## To do
Going through the data below, please show each line containing the string "blot".

[The data Boundary: Start]

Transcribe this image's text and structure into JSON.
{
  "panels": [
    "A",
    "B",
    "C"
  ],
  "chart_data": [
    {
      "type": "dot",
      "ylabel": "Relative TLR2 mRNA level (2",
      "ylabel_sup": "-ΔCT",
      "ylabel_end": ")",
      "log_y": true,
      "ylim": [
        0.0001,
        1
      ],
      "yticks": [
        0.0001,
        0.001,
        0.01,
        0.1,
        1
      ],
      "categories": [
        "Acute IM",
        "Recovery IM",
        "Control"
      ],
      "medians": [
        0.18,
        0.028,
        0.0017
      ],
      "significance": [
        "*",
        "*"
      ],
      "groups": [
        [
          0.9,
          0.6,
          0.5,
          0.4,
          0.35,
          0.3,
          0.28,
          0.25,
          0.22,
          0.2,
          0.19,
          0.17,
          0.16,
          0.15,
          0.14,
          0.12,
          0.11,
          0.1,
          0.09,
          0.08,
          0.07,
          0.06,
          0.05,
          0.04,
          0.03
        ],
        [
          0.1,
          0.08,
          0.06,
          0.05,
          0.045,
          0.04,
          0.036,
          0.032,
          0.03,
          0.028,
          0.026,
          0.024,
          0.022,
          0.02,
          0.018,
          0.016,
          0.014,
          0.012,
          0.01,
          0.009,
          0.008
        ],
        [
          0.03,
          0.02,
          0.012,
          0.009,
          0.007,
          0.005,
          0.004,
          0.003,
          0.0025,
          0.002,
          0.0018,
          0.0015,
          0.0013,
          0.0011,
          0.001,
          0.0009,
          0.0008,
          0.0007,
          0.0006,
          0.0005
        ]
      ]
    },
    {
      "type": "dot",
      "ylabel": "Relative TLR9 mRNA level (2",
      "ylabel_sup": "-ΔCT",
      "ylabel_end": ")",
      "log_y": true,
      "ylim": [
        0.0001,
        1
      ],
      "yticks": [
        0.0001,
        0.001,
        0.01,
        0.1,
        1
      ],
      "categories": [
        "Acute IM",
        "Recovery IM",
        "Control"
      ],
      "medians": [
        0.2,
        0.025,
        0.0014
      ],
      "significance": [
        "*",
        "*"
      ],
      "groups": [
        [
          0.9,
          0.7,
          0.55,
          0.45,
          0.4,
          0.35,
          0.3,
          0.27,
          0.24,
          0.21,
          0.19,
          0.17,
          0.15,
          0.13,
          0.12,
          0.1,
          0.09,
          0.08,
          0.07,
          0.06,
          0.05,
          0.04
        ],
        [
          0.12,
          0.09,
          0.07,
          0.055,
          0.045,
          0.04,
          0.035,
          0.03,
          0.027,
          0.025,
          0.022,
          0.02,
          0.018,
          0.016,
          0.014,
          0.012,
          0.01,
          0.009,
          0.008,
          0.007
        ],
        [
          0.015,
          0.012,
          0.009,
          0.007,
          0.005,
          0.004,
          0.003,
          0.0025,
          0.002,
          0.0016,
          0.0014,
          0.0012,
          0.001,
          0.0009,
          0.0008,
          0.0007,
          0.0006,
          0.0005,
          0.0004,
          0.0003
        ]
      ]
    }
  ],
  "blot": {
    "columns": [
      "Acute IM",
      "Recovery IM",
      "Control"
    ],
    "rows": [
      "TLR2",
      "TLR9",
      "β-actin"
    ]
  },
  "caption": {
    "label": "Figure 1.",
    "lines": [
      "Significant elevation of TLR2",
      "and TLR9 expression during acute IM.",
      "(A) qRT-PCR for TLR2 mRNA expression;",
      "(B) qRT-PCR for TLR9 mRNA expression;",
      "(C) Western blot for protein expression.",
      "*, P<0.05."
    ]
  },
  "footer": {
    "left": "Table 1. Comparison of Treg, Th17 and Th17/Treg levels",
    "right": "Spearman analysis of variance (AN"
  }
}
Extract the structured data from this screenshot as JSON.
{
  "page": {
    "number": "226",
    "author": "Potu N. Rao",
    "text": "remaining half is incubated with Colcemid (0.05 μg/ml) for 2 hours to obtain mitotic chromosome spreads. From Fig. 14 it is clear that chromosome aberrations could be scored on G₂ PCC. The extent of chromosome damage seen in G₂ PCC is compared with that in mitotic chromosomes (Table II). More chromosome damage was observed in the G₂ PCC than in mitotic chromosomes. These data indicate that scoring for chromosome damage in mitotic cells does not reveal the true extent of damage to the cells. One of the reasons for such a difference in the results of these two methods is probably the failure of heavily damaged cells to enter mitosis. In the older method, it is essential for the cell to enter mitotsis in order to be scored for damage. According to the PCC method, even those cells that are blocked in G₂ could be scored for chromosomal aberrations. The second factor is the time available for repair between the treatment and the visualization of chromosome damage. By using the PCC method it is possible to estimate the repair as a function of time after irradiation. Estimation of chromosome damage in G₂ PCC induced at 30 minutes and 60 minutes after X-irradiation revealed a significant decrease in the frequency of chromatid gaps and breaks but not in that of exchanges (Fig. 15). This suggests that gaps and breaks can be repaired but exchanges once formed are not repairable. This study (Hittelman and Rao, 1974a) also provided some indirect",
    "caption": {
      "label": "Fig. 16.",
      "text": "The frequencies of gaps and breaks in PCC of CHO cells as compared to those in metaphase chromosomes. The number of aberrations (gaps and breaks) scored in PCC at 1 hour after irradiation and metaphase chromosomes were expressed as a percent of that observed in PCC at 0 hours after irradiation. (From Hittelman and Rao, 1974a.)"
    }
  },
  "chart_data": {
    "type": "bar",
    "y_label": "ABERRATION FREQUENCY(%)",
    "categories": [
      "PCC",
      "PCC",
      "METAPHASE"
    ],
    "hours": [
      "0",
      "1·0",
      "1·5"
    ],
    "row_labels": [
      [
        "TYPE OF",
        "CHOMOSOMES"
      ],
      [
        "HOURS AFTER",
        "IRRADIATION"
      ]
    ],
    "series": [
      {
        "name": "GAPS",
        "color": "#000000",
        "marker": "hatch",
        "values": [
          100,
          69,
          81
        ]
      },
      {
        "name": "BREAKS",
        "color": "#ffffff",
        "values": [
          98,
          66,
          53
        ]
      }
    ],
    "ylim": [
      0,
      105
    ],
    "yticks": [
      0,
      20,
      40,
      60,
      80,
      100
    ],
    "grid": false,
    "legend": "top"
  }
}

[The data Boundary: End]

## Completed task
  "blot": {
      "(C) Western blot for protein expression.",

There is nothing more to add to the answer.